STATED TASK 1:
Summarize the climate strike comments in two sentences.
STATED TASK 2:
Which shifts or practices does the last paragraph of the climate strike comments say are showing troubling signs? List all of them.
STATED TASK 3:
Pick up the climate strike comments after their final sentence and continue them.

30 Replies to “Global climate strikes underway, rally at City Hall this afternoon”

    1. Daily reminder we could all start living in the woods and eating grass tomorrow but ~70% of the world’s carbon emissions would continue to be produced by a small group of international corporations.

      1. Unless we suddenly decide to become an anarcho-primativist society we’ll have to target pollution at it’s source. The only way to do that besides shutting them down completely is removing the profit motive and diverting funds towards alternatives, on a massive and global scale, the likes of which we’ve never seen before. Unfortunately I don’t have much faith in that ever happening. Banning straws and flying less is what the right-wingers call “virtue signaling”. Probably the best thing anyone can do to reduce pollution on this planet is to not have children (For that, I’m doing my part!)

        I’m not saying people should stop recycling and start polluting whatever they want but seriously, it’s probably too late.

      2. There’s not enough woods for 7.7 billion people, and humans can’t digest grass. Unless we evolve three more stomachs like cows have. If everybody went back to farms they’d use more energy than they do in cities, because the farms would in practice be like 21st-century exurbs. The rich won’t give up their SUVs or jet-setting, so anybody who can afford to drive from the farm will.

        Re “70% of the world’s carbon emissions will continue to be produced by a small group of international corporations”, maybe, and some of that is because they force their business model down our throats and corrupt the political system to block changes, but a lot of that production only exists because others are buying the products.

        In the last months of the 2008 bubble, gas reached at least $4.25 a gallon here (and maybe $5?) and $5.50 in a few places, but then after the crash it plummeted to $2. That wasn’t just because people stopped commuting; a lot of it was a drop in industrial use as factories went idle.

        Ultimately we need a government that puts the people and the climate first, and doesn’t allow well-connected corporations and ideologues to corrupt it. We also need more accurate analyses of what’s really effective at a society scale. There are troubling signs for instance that the switch from coal to natural gas is not decreasing emissions at all but actually increasing them, recycling plastic is not as effective as expected (or at least only a few kinds of clean plastic is), the switch to lower-energy lightbulbs is negated by the increasing number of electronic devices — especially “vampire devices” that use as much energy when off as when on (that touch-switch needs continuous power), etc. This requires more science and better public articulations, and a more effective government to support it.

Data listing:
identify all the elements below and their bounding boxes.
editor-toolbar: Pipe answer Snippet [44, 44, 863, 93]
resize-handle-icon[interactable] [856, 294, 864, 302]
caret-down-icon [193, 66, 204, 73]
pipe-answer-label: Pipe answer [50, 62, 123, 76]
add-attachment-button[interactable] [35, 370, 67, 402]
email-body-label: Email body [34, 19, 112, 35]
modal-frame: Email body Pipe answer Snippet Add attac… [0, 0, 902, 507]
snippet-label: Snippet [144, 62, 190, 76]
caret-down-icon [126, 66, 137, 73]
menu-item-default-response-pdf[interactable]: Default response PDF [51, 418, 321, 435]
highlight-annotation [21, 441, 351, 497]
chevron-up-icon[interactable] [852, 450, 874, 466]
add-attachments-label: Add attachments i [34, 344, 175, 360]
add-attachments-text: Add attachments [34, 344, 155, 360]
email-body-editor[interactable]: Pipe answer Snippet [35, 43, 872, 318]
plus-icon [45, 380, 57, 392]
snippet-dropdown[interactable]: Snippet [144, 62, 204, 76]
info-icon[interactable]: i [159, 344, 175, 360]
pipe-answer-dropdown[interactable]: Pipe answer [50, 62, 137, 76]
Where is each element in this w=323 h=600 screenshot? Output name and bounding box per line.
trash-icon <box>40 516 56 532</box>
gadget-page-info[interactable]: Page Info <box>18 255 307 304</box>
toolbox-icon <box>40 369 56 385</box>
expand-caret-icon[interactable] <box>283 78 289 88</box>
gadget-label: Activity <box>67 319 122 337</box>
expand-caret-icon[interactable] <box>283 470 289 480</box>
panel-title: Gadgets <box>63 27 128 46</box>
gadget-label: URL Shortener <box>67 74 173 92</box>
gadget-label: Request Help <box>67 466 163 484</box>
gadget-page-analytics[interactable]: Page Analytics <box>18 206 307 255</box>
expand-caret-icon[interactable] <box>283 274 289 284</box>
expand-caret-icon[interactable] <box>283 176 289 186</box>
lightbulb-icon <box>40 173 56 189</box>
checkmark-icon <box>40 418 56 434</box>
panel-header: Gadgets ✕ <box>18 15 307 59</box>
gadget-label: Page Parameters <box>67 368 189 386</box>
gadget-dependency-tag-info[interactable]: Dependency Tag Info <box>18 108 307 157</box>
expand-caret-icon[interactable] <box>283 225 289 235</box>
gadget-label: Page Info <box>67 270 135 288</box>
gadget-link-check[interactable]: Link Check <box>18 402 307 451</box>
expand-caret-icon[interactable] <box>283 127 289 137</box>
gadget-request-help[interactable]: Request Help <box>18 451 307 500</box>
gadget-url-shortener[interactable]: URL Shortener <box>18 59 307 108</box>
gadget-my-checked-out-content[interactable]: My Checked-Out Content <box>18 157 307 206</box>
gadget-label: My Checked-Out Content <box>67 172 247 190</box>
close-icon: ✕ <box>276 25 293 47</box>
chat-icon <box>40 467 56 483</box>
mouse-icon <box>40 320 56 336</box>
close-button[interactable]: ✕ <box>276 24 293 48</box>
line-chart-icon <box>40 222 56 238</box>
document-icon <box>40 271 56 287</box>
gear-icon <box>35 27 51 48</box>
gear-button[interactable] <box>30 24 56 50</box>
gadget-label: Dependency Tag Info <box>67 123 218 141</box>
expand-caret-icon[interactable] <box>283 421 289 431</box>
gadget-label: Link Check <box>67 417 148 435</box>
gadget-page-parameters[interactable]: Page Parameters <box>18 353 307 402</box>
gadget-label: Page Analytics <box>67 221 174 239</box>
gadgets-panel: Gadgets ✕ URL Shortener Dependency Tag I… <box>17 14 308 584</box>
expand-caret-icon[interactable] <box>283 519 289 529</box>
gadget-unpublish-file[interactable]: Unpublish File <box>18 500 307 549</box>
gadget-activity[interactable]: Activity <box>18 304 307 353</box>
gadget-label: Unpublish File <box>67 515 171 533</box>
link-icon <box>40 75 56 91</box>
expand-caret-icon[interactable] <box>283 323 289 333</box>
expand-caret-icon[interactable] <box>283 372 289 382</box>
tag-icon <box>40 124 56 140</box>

TASK ANSWER 1:
One commenter says that about 70% of the world's carbon emissions would keep coming from a small group of international corporations even if individuals changed how they live, and a reply argues that pollution must be targeted at its source while expressing little faith that this will happen. Another reply counters that much of that production exists because others buy the products, and calls for a government that puts people and the climate first along with more accurate analyses of what is effective at a society scale.

TASK ANSWER 2:
- The switch from coal to natural gas
- Recycling plastic
- The switch to lower-energy lightbulbs

TASK ANSWER 3:
      3. Mike Orr and Barman,
        In all seriousness, you’re both right. We’re kinda screwed at this point. Climate change is here, and we’re probably going to pass the tipping point. We’ve already set the wheels of mass migration, famine, and mass extinction into place, and we’re starting to see the very beginnings of what that looks like – and it ain’t pretty. I think that we’re seeing something that will be on the same lines of the Great Plague, except on a global scale that has never been experienced before. The idea that human population will decline is likely, in the midst of what will surely turn into mass imprisonment, slavery, and starvation. We’re seeing the imprisonment in the US, the slavery in the UAE & off the coasts of Thailand, and the starvation in the horn of Africa. This will only expand. At some point, human beings will start to see the benefit of the climate solutions being pitched for the better part of my lifetime. Solar, wind, and geothermal continue to become more cost effective, more young people are seeing the problems with fossil fuels, as well. I am skeptical but try to keep hope that in the coming generation, we’ll demand leaders who hold industry accountable in the same way they did with CFCs in the late 1980s. And I’m hopeful that if we see this wave of change in attitude, that there will be brilliant scientists who develop ways to roll back climate change.

    2. The award for the highest carbon footprint by someone standing in solidarity with the strikers goes to Governor Jay Inslee

      Who cares what his carbon footprint is. This isn’t like littering. We aren’t going to make a dent in the problem by “setting examples”. The only way to deal with this problem is with government action. It is also not caused by a handful of rich people (sorry). It is caused by lots and lots of people who make what an average American makes (which is still a lot by world standards, but that is beside the point).

      I suppose the one exception could be with meat. If suddenly everyone who cared about global warming stopped eating meat it might cause a movement, which in turn would make a big dent in the problem. But I doubt that is going to happen. With meat, like all the other aspects of the problem, the key is to keep working on alternatives, while making global-warming gas consumption more expensive.

    1. First of all it’s “voila” not wa la…

      Second of all you’re crazy if you think Iran is responsible for the attack.

    2. Barman, how do you know that the kid you didn’t have won’t be the one who could have saved everything had he, or she, been born?

      Mark

      1. Mark my choice not to have children is almost entirely an extension of my lack of interest in women. The climate benefits are a tertiary bonus. Maybe we’ll adopt someday but I’ll never understand the compulsion to create new life, seems like of selfish to me. That said I’m glad my parents were selfish enough to have me!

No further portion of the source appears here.